# Exercise material start
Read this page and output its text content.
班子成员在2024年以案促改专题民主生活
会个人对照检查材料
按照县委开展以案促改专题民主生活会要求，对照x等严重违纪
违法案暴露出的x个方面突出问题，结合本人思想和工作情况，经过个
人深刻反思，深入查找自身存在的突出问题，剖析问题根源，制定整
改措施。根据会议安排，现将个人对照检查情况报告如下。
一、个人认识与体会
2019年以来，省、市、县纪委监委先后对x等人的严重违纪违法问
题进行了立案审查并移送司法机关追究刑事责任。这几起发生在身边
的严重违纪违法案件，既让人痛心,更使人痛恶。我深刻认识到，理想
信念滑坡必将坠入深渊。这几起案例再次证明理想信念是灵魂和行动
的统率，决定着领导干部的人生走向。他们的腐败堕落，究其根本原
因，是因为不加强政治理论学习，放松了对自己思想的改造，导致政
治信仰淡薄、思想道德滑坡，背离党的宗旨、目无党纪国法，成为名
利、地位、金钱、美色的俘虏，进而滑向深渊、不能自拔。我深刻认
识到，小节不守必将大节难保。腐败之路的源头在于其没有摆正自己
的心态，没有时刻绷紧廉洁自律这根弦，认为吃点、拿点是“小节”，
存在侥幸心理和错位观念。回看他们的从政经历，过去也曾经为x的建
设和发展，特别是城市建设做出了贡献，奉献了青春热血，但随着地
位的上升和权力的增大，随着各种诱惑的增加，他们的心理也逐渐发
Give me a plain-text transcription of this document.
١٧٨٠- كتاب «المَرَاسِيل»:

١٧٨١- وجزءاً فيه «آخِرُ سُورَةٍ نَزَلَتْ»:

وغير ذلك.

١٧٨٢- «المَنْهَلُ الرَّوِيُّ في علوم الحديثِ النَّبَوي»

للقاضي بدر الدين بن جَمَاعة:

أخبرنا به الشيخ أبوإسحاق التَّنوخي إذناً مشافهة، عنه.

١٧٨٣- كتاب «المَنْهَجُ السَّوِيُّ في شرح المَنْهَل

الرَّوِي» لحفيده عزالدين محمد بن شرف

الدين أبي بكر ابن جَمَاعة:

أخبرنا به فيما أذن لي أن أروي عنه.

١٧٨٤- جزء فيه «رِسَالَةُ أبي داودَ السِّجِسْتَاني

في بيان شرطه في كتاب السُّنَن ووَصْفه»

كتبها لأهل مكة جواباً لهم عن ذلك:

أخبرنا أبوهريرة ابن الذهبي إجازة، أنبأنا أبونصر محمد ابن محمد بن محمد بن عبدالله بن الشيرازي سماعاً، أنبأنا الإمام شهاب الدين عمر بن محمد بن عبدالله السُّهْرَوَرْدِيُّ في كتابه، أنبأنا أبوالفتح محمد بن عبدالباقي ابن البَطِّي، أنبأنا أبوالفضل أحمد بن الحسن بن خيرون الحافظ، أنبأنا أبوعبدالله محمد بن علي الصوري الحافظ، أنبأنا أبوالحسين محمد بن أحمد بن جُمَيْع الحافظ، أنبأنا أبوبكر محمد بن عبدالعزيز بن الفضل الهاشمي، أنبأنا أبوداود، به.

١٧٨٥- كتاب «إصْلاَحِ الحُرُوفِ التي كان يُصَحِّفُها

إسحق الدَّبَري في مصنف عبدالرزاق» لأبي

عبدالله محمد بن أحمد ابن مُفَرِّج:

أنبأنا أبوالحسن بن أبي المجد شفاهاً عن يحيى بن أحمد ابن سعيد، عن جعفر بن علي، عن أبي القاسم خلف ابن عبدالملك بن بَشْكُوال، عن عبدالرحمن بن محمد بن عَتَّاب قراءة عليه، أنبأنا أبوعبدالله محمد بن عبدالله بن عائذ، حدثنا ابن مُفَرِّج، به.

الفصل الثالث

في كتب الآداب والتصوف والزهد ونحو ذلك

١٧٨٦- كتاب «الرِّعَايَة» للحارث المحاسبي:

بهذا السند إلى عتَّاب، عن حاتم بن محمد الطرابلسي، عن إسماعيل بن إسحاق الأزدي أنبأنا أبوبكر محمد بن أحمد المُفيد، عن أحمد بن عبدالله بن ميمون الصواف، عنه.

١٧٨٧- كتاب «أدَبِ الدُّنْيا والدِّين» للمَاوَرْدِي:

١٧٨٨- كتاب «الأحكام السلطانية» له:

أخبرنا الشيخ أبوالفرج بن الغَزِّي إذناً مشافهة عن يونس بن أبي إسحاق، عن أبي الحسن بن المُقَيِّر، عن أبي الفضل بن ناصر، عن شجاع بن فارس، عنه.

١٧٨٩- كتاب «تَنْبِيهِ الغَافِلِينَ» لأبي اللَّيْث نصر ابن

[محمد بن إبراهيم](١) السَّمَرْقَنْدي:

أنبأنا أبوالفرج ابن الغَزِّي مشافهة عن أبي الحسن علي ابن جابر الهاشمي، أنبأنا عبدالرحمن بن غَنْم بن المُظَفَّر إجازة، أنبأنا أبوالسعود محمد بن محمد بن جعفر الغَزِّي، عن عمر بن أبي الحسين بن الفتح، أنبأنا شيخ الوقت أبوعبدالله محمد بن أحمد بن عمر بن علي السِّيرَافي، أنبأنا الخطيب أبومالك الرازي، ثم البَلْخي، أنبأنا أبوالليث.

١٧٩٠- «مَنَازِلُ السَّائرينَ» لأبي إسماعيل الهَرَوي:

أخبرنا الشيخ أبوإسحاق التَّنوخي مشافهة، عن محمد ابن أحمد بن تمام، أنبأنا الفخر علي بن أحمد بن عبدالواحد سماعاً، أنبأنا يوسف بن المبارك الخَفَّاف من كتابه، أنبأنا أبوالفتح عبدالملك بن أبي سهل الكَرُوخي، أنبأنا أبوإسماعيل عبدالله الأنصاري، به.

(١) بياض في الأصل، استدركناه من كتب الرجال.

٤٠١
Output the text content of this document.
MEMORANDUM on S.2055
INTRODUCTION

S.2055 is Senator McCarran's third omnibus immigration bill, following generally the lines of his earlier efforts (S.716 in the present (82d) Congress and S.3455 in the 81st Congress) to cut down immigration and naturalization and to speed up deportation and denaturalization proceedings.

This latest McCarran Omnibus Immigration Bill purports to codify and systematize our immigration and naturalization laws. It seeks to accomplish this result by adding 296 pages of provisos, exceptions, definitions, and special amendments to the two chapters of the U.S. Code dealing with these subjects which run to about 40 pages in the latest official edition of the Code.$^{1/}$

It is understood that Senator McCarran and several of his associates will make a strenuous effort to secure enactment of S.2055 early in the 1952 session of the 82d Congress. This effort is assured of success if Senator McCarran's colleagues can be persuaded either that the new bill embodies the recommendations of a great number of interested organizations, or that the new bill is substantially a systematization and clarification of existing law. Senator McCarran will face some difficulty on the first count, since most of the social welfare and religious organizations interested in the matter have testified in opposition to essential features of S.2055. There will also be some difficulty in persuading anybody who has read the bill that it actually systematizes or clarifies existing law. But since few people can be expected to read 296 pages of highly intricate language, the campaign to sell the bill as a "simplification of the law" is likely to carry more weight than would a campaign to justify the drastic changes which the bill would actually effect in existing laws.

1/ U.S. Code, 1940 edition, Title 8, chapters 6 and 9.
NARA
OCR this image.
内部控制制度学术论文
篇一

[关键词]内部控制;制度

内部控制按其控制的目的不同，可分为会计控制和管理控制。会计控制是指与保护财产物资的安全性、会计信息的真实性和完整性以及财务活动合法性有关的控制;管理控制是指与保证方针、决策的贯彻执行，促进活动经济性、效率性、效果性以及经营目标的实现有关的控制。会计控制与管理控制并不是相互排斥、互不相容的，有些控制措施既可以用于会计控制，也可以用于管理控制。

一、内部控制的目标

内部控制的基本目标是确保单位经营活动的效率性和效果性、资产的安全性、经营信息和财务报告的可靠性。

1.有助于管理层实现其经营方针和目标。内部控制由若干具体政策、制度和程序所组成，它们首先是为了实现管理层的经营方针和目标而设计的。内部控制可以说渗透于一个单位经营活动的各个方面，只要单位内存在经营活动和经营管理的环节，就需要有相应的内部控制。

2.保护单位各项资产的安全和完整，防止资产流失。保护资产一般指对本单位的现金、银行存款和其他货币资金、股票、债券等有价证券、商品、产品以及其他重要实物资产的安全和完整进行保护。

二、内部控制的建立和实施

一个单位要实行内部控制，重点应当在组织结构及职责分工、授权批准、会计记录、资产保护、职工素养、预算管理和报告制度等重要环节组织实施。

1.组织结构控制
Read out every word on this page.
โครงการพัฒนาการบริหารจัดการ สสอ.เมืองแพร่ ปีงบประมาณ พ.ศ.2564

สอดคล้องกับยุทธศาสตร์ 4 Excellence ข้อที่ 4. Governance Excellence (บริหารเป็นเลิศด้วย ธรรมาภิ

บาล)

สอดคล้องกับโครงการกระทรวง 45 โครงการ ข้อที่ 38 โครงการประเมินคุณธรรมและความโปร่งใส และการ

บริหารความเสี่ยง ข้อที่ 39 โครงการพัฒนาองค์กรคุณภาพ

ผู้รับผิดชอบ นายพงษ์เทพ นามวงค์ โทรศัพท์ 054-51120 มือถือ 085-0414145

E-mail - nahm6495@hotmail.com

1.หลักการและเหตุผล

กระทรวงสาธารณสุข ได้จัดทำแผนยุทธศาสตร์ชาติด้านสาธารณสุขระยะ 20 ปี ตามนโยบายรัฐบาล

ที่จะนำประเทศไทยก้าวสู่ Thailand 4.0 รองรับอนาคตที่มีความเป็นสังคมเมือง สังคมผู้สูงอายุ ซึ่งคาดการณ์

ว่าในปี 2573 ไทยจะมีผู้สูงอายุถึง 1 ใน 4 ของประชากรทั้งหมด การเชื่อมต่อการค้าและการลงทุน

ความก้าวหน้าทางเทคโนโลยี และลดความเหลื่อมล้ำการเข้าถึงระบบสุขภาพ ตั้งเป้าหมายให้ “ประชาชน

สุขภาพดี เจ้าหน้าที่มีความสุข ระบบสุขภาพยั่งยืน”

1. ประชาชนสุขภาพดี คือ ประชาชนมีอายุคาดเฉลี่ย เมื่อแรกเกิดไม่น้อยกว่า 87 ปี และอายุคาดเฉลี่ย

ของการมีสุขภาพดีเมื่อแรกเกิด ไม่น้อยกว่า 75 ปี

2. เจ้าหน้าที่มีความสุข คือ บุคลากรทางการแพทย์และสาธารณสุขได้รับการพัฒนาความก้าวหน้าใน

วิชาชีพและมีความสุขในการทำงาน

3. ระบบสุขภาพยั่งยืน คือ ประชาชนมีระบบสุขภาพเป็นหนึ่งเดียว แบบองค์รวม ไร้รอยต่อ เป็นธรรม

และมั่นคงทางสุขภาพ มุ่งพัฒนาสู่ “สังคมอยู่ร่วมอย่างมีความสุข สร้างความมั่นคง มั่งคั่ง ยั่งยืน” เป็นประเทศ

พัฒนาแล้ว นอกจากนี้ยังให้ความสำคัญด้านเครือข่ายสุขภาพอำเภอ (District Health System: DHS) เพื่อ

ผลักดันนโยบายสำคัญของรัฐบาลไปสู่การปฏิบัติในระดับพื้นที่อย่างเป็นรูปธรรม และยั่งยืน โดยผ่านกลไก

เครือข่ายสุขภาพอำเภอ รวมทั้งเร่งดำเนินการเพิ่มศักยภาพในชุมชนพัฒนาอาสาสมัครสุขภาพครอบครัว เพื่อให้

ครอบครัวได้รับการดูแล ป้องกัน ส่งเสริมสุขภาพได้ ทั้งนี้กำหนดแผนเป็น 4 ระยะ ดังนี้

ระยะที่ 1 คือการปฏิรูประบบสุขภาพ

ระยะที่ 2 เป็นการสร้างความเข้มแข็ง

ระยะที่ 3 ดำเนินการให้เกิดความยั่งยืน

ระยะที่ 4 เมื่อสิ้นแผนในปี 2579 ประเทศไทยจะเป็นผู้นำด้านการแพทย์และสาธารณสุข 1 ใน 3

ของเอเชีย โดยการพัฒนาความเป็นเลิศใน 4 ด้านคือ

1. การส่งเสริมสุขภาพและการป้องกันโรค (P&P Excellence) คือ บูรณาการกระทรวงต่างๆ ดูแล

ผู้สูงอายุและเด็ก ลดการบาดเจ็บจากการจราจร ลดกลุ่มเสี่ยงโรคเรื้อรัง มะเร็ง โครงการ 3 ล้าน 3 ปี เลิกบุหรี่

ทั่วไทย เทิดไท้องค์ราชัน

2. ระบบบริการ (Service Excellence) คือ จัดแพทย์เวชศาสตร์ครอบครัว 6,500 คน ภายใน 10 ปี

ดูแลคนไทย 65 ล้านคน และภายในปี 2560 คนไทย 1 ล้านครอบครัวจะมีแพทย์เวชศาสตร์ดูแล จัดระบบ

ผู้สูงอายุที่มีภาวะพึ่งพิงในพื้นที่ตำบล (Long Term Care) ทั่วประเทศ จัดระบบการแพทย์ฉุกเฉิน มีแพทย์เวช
# Exercise material end
Locate the lines above that hold the word "أبوإسحاق". Show every one of them.

→ Output below:
أخبرنا به الشيخ أبوإسحاق التَّنوخي إذناً مشافهة، عنه.
أخبرنا الشيخ أبوإسحاق التَّنوخي مشافهة، عن محمد ابن أحمد بن تمام، أنبأنا الفخر علي بن أحمد بن عبدالواحد سماعاً، أنبأنا يوسف بن المبارك الخَفَّاف من كتابه، أنبأنا أبوالفتح عبدالملك بن أبي سهل الكَرُوخي، أنبأنا أبوإسماعيل عبدالله الأنصاري، به.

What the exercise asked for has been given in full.